Commentators routinely remark that the parable of the Dishonest (Corrupt) Manager stands among the most challenging texts in the New Testament, often regarding it as the most perplexing of Jesus' parables.
C. H. Dodd observed that even Luke seems clueless as to what to do with the parable, providing at least three interpretations at the parable's conclusion: (1) that the children of light should learn from the prudence of their corrupt neighbors; (2) to make friends by means of dishonest wealth; and (3) that if one wishes to be entrusted with true riches, one must demonstrate honesty with ordinary wealth. Dodd famously concludes: "We can almost see here notes for three separate sermons on the parable as text."1
The heart of the problem lies in verse 8: "And the lord [kyrios] commended the dishonest steward for his sagacity." This verse pulls together several aspects of the story, but it creates more confusion than it provides answers.
*Readers have heard of the charges against the manager in 16:1-2; however, this is the first time when those charges are confirmed. The manager is indeed corrupt. Does it affect our interpretation to imagine a reader who has not yet passed judgment upon the manager until he is both simultaneously convicted and commended?
*The verse would seem to pronounce a verdict on the manager's actions, but who pronounces the verdict? It is possible that the parable proper concludes with verse 7, in which case the "Lord" speaking in verse 8 represents Jesus' assessment of the parable. However, verse 3 identifies the "rich man" in the story as "my lord" (or master), suggesting that verse 8 concludes the parable with the rich man's pronouncement. Most interpreters, myself included, regard verse 8 in that way.

> SUPPLIED MATERIAL:
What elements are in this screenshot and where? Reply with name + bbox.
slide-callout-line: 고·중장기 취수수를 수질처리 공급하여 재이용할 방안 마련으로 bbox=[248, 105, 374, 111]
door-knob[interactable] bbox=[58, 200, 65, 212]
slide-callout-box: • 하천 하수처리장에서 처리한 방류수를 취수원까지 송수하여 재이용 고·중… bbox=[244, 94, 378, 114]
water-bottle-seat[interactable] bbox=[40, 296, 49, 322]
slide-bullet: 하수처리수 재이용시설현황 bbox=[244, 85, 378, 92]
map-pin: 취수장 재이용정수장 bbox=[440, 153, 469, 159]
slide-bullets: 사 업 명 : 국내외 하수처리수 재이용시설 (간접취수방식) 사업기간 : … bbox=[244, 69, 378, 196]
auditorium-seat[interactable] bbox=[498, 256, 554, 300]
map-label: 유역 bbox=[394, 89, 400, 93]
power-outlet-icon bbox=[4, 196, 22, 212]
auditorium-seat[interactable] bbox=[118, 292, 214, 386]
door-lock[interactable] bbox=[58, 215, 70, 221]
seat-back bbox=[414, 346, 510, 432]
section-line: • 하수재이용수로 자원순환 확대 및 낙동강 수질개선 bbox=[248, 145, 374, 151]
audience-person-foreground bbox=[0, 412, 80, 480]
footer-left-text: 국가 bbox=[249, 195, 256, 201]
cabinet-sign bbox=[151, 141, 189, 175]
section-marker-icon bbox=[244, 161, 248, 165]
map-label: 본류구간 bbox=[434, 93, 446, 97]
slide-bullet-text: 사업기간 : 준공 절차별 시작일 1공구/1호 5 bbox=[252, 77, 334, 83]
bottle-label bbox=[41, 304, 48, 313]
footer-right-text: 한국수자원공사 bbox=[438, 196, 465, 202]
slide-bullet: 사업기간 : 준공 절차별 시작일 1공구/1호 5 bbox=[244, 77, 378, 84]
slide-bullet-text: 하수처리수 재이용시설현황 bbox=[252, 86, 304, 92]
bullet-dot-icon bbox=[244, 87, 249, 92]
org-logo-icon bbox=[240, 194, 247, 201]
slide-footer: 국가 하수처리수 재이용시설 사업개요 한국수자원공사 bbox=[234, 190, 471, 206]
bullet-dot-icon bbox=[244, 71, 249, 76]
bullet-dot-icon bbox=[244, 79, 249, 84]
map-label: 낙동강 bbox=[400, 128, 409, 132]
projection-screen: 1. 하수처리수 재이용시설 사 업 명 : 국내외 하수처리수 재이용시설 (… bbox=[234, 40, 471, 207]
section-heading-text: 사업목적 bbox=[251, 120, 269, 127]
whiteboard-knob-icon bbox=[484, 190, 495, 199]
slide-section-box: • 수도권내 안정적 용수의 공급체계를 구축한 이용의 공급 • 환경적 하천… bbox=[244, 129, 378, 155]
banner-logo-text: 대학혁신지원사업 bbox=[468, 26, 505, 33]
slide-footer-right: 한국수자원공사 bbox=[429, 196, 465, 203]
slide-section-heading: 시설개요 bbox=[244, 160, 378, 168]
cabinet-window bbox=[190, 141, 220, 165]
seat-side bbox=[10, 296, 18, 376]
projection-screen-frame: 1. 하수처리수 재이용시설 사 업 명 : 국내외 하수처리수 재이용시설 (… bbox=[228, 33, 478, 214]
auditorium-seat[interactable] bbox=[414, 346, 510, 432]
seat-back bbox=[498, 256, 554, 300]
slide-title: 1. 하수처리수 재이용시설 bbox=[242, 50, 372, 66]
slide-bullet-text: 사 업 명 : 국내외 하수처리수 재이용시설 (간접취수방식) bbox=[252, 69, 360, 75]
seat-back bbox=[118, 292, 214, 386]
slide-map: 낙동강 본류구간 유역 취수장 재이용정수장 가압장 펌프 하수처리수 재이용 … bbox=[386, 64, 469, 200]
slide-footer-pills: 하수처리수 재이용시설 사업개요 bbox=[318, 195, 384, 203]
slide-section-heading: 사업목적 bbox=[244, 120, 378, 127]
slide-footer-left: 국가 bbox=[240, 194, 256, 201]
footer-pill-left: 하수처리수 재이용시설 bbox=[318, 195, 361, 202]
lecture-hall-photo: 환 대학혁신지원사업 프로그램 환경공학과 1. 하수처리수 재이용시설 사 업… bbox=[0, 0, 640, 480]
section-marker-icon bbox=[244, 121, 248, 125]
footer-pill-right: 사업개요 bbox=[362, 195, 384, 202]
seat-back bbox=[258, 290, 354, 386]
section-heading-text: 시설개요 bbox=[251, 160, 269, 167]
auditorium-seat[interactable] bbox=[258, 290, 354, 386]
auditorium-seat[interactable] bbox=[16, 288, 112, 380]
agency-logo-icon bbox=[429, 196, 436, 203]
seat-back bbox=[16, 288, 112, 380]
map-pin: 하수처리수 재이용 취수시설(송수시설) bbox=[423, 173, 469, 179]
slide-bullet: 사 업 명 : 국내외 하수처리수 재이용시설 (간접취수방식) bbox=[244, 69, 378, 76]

> GIVEN EXERCISE 1: In the commentary on the parable of the Dishonest Manager, which verse does the writer say holds the heart of the problem?
> GIVEN EXERCISE 2: Continue the commentary on the parable of the Dishonest Manager from its last sentence.

> FINAL RESULT 1: Verse 8

> FINAL RESULT 2:
*Finally, and most importantly, what are we to do with a parable that praises a scoundrel like this manager? Not only has the guy "wasted" property that was not his, he comes across even worse in his own speech: "What will I do, now that my master is taking the position away from me? I am not strong enough to dig, and I am ashamed to beg. . ." (16:3). The vast diversity among interpretations testifies to our frustrated attempts to justify how this character might be praiseworthy. Preachers should consider taking the time to help their congregations experience this dilemma.
Several socio-cultural factors complicate the parable, and some preachers will choose to avoid them. Particularly difficult questions involve the status of the manager and the debtors. Some have regarded the manager as a slave, but his plight rather suggests that he is a free person. When he loses his position, he is both free and compelled to find a new situation. The debtors' obligations are quite significant, suggesting a manager of relatively high status and debtors who are not indigent. (Thus the manager can hope to be included in their households.)2
The parable contributes to several Lukan literary patterns. First, only Luke's parables feature dynamic characters like the manager. Characters in the parables of Matthew and Mark are rather one-dimensional, but Luke provides characters who have mixed motives. Moreover, only Luke provides inside views of characters' thoughts through interior monologue. The effect of the manager's speech to himself demonstrates both the severity of his plight and the brilliance of his resolution.
Second, the parable of the Manager follows Luke's series of parables devoted to Jesus' companionship with sinners (all of chapter 15) and inaugurates a series of passages concerned with money (chapter 16). Immediately following the parable stands Jesus' response to Pharisees "who were lovers of money" (16:14) and the parable of the Rich Man and Lazarus. The parable of the Manager effectively bridges the two sections, as the manager is a sinner ("corrupt") whose affairs involve money. That this sinful manager embodies the parable's teaching edge is highly suggestive.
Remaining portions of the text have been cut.